■ **Goal of the exercise**: Pictures stay out of the copy; restate everything else in the material exactly.

■ **Data to use**:
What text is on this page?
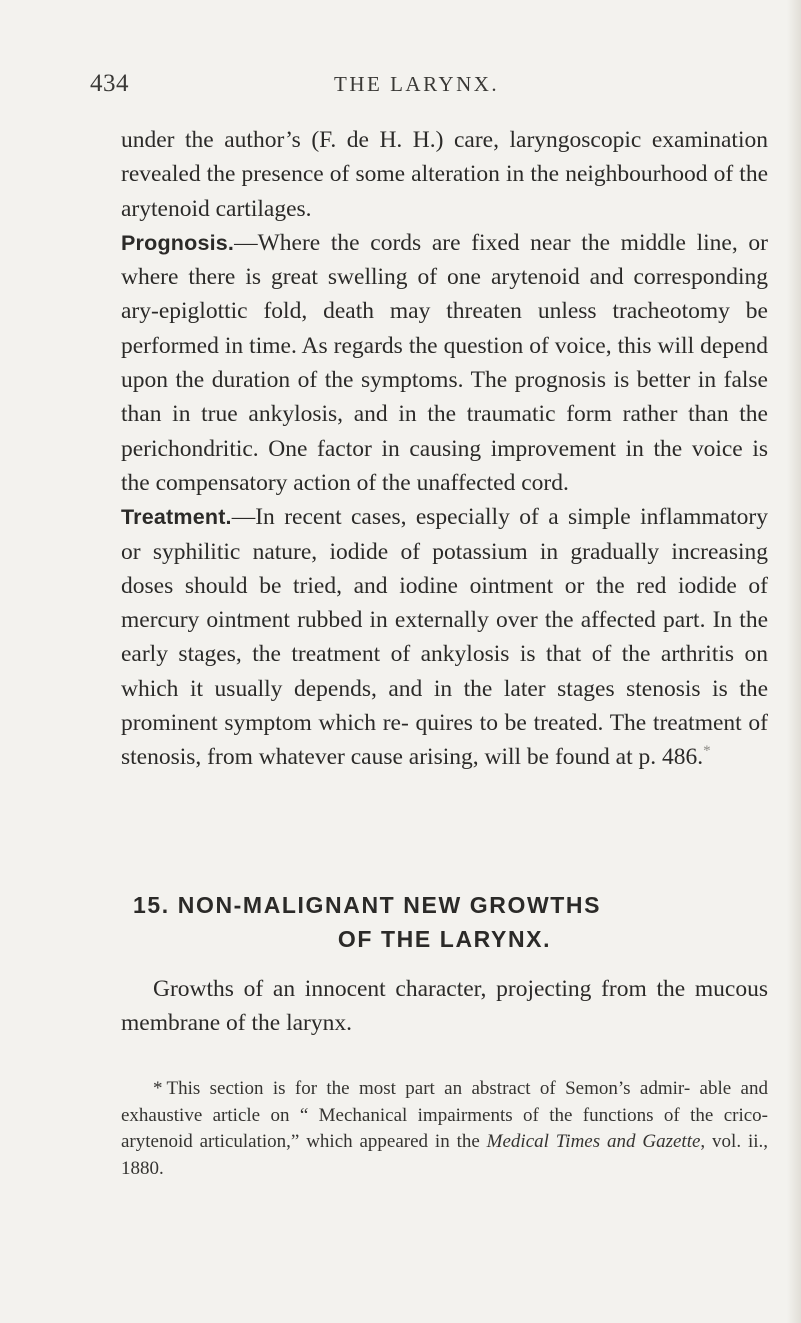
434	THE LARYNX.

under the author’s (F. de H. H.) care, laryngoscopic examination revealed the presence of some alteration in the neighbourhood of the arytenoid cartilages.

Prognosis.—Where the cords are fixed near the middle line, or where there is great swelling of one arytenoid and corresponding ary-epiglottic fold, death may threaten unless tracheotomy be performed in time. As regards the question of voice, this will depend upon the duration of the symptoms. The prognosis is better in false than in true ankylosis, and in the traumatic form rather than the perichondritic. One factor in causing improvement in the voice is the compensatory action of the unaffected cord.

Treatment.—In recent cases, especially of a simple inflammatory or syphilitic nature, iodide of potassium in gradually increasing doses should be tried, and iodine ointment or the red iodide of mercury ointment rubbed in externally over the affected part. In the early stages, the treatment of ankylosis is that of the arthritis on which it usually depends, and in the later stages stenosis is the prominent symptom which re- quires to be treated. The treatment of stenosis, from whatever cause arising, will be found at p. 486.*

15. NON-MALIGNANT NEW GROWTHS
OF THE LARYNX.

Growths of an innocent character, projecting from the mucous membrane of the larynx.

* This section is for the most part an abstract of Semon’s admir- able and exhaustive article on “ Mechanical impairments of the functions of the crico-arytenoid articulation,” which appeared in the Medical Times and Gazette, vol. ii., 1880.
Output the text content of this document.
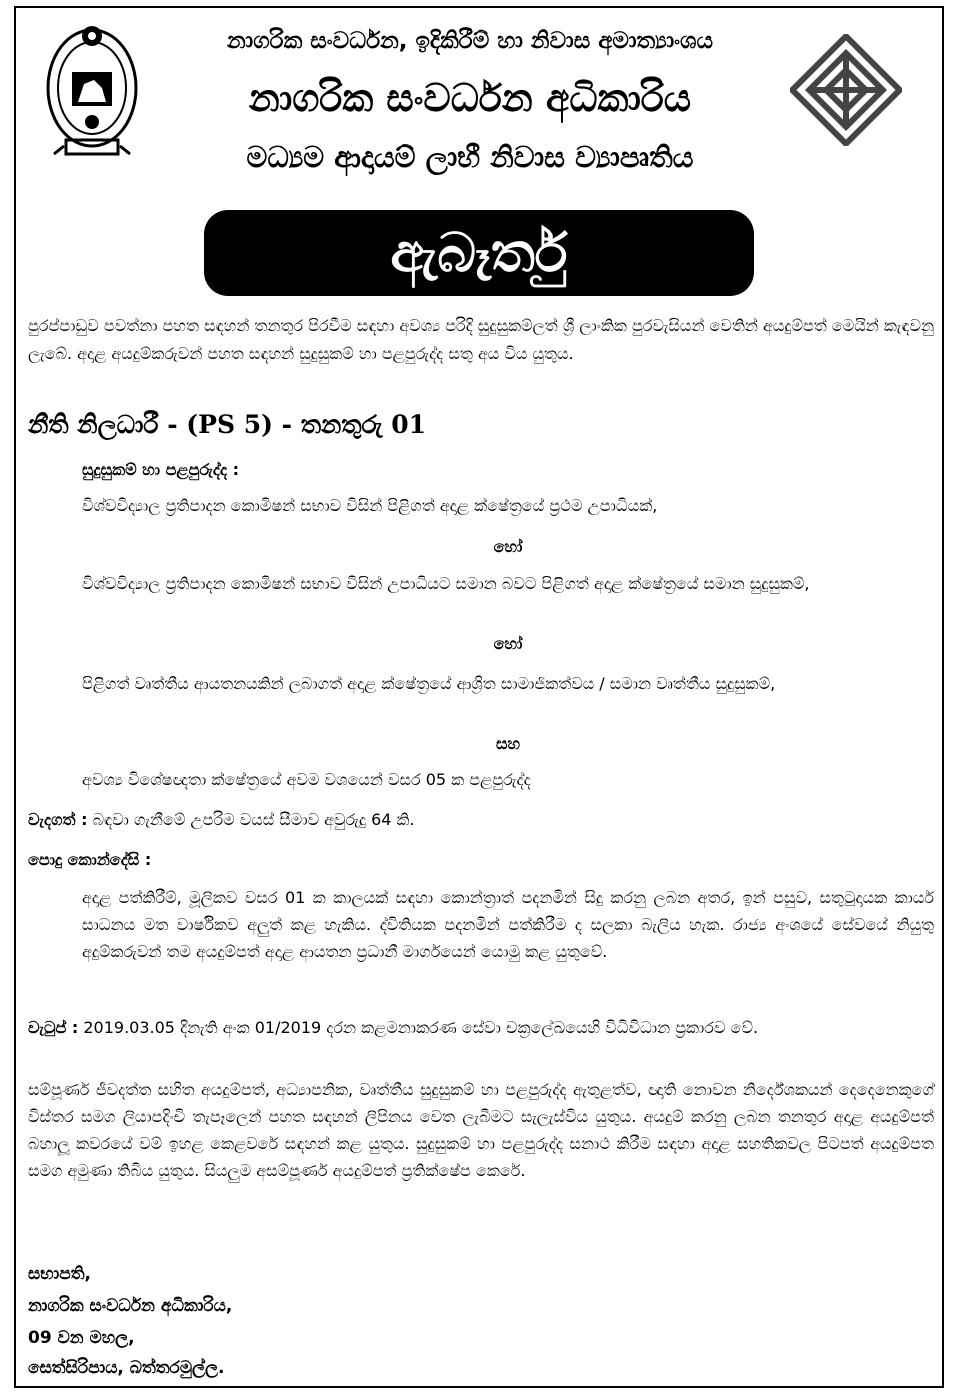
නාගරික සංවර්ධන, ඉදිකිරීම් හා නිවාස අමාත්‍යාංශය
නාගරික සංවර්ධන අධිකාරිය
මධ්‍යම ආදායම් ලාභී නිවාස ව්‍යාපෘතිය
ඇබෑර්තු
පුරප්පාඩුව පවත්නා පහත සඳහන් තනතුර පිරවීම සඳහා අවශ්‍ය පරිදි සුදුසුකම්ලත් ශ්‍රී ලාංකික පුරවැසියන් වෙතින් අයදුම්පත් මෙයින් කැඳවනු ලැබේ. අදාළ අයදුම්කරුවන් පහත සඳහන් සුදුසුකම් හා පළපුරුද්ද සතු අය විය යුතුය.
නීති නිලධාරී - (PS 5) - තනතුරු 01
සුදුසුකම් හා පළපුරුද්ද :
විශ්වවිද්‍යාල ප්‍රතිපාදන කොමිෂන් සභාව විසින් පිළිගත් අදාළ ක්ෂේත්‍රයේ ප්‍රථම උපාධියක්,
හෝ
විශ්වවිද්‍යාල ප්‍රතිපාදන කොමිෂන් සභාව විසින් උපාධියට සමාන බවට පිළිගත් අදාළ ක්ෂේත්‍රයේ සමාන සුදුසුකම්,
හෝ
පිළිගත් වෘත්තීය ආයතනයකින් ලබාගත් අදාළ ක්ෂේත්‍රයේ ආශ්‍රිත සාමාජිකත්වය / සමාන වෘත්තීය සුදුසුකම්,
සහ
අවශ්‍ය විශේෂඥතා ක්ෂේත්‍රයේ අවම වශයෙන් වසර 05 ක පළපුරුද්ද
වැදගත් : බඳවා ගැනීමේ උපරිම වයස් සීමාව අවුරුදු 64 කි.
පොදු කොන්දේසි :
අදාළ පත්කිරීම්, මූලිකව වසර 01 ක කාලයක් සඳහා කොන්ත්‍රාත් පදනමින් සිදු කරනු ලබන අතර, ඉන් පසුව, සතුටුදායක කාර්ය සාධනය මත වාර්ෂිකව අලුත් කළ හැකිය. ද්විතියක පදනමින් පත්කිරීම ද සලකා බැලිය හැක. රාජ්‍ය අංශයේ සේවයේ නියුතු අදුම්කරුවන් තම අයදුම්පත් අදාළ ආයතන ප්‍රධානී මාර්ගයෙන් යොමු කළ යුතුවේ.
වැටුප් : 2019.03.05 දිනැති අංක 01/2019 දරන කළමනාකරණ සේවා චක්‍රලේඛයෙහි විධිවිධාන ප්‍රකාරව වේ.
සම්පූර්ණ ජීවදත්ත සහිත අයදුම්පත්, අධ්‍යාපනික, වෘත්තීය සුදුසුකම් හා පළපුරුද්ද ඇතුළත්ව, ඥාති නොවන නිර්දේශකයන් දෙදෙනෙකුගේ විස්තර සමග ලියාපදිංචි තැපෑලෙන් පහත සඳහන් ලිපිනය වෙත ලැබීමට සැලැස්විය යුතුය. අයදුම් කරනු ලබන තනතුර අදාළ අයදුම්පත් බහාලූ කවරයේ වම් ඉහළ කෙළවරේ සඳහන් කළ යුතුය. සුදුසුකම් හා පළපුරුද්ද සනාථ කිරීම සඳහා අදාළ සහතිකවල පිටපත් අයදුම්පත සමග අමුණා තිබිය යුතුය. සියලුම අසම්පූර්ණ අයදුම්පත් ප්‍රතික්ෂේප කෙරේ.
සභාපති,
නාගරික සංවර්ධන අධිකාරිය,
09 වන මහල,
සෙත්සිරිපාය, බත්තරමුල්ල.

■ **Solution to the exercise**:
What text is on this page?
434	THE LARYNX.

under the author’s (F. de H. H.) care, laryngoscopic examination revealed the presence of some alteration in the neighbourhood of the arytenoid cartilages.

Prognosis.—Where the cords are fixed near the middle line, or where there is great swelling of one arytenoid and corresponding ary-epiglottic fold, death may threaten unless tracheotomy be performed in time. As regards the question of voice, this will depend upon the duration of the symptoms. The prognosis is better in false than in true ankylosis, and in the traumatic form rather than the perichondritic. One factor in causing improvement in the voice is the compensatory action of the unaffected cord.

Treatment.—In recent cases, especially of a simple inflammatory or syphilitic nature, iodide of potassium in gradually increasing doses should be tried, and iodine ointment or the red iodide of mercury ointment rubbed in externally over the affected part. In the early stages, the treatment of ankylosis is that of the arthritis on which it usually depends, and in the later stages stenosis is the prominent symptom which re- quires to be treated. The treatment of stenosis, from whatever cause arising, will be found at p. 486.*

15. NON-MALIGNANT NEW GROWTHS
OF THE LARYNX.

Growths of an innocent character, projecting from the mucous membrane of the larynx.

* This section is for the most part an abstract of Semon’s admir- able and exhaustive article on “ Mechanical impairments of the functions of the crico-arytenoid articulation,” which appeared in the Medical Times and Gazette, vol. ii., 1880.
Output the text content of this document.
නාගරික සංවර්ධන, ඉදිකිරීම් හා නිවාස අමාත්‍යාංශය
නාගරික සංවර්ධන අධිකාරිය
මධ්‍යම ආදායම් ලාභී නිවාස ව්‍යාපෘතිය
ඇබෑර්තු
පුරප්පාඩුව පවත්නා පහත සඳහන් තනතුර පිරවීම සඳහා අවශ්‍ය පරිදි සුදුසුකම්ලත් ශ්‍රී ලාංකික පුරවැසියන් වෙතින් අයදුම්පත් මෙයින් කැඳවනු ලැබේ. අදාළ අයදුම්කරුවන් පහත සඳහන් සුදුසුකම් හා පළපුරුද්ද සතු අය විය යුතුය.
නීති නිලධාරී - (PS 5) - තනතුරු 01
සුදුසුකම් හා පළපුරුද්ද :
විශ්වවිද්‍යාල ප්‍රතිපාදන කොමිෂන් සභාව විසින් පිළිගත් අදාළ ක්ෂේත්‍රයේ ප්‍රථම උපාධියක්,
හෝ
විශ්වවිද්‍යාල ප්‍රතිපාදන කොමිෂන් සභාව විසින් උපාධියට සමාන බවට පිළිගත් අදාළ ක්ෂේත්‍රයේ සමාන සුදුසුකම්,
හෝ
පිළිගත් වෘත්තීය ආයතනයකින් ලබාගත් අදාළ ක්ෂේත්‍රයේ ආශ්‍රිත සාමාජිකත්වය / සමාන වෘත්තීය සුදුසුකම්,
සහ
අවශ්‍ය විශේෂඥතා ක්ෂේත්‍රයේ අවම වශයෙන් වසර 05 ක පළපුරුද්ද
වැදගත් : බඳවා ගැනීමේ උපරිම වයස් සීමාව අවුරුදු 64 කි.
පොදු කොන්දේසි :
අදාළ පත්කිරීම්, මූලිකව වසර 01 ක කාලයක් සඳහා කොන්ත්‍රාත් පදනමින් සිදු කරනු ලබන අතර, ඉන් පසුව, සතුටුදායක කාර්ය සාධනය මත වාර්ෂිකව අලුත් කළ හැකිය. ද්විතියක පදනමින් පත්කිරීම ද සලකා බැලිය හැක. රාජ්‍ය අංශයේ සේවයේ නියුතු අදුම්කරුවන් තම අයදුම්පත් අදාළ ආයතන ප්‍රධානී මාර්ගයෙන් යොමු කළ යුතුවේ.
වැටුප් : 2019.03.05 දිනැති අංක 01/2019 දරන කළමනාකරණ සේවා චක්‍රලේඛයෙහි විධිවිධාන ප්‍රකාරව වේ.
සම්පූර්ණ ජීවදත්ත සහිත අයදුම්පත්, අධ්‍යාපනික, වෘත්තීය සුදුසුකම් හා පළපුරුද්ද ඇතුළත්ව, ඥාති නොවන නිර්දේශකයන් දෙදෙනෙකුගේ විස්තර සමග ලියාපදිංචි තැපෑලෙන් පහත සඳහන් ලිපිනය වෙත ලැබීමට සැලැස්විය යුතුය. අයදුම් කරනු ලබන තනතුර අදාළ අයදුම්පත් බහාලූ කවරයේ වම් ඉහළ කෙළවරේ සඳහන් කළ යුතුය. සුදුසුකම් හා පළපුරුද්ද සනාථ කිරීම සඳහා අදාළ සහතිකවල පිටපත් අයදුම්පත සමග අමුණා තිබිය යුතුය. සියලුම අසම්පූර්ණ අයදුම්පත් ප්‍රතික්ෂේප කෙරේ.
සභාපති,
නාගරික සංවර්ධන අධිකාරිය,
09 වන මහල,
සෙත්සිරිපාය, බත්තරමුල්ල.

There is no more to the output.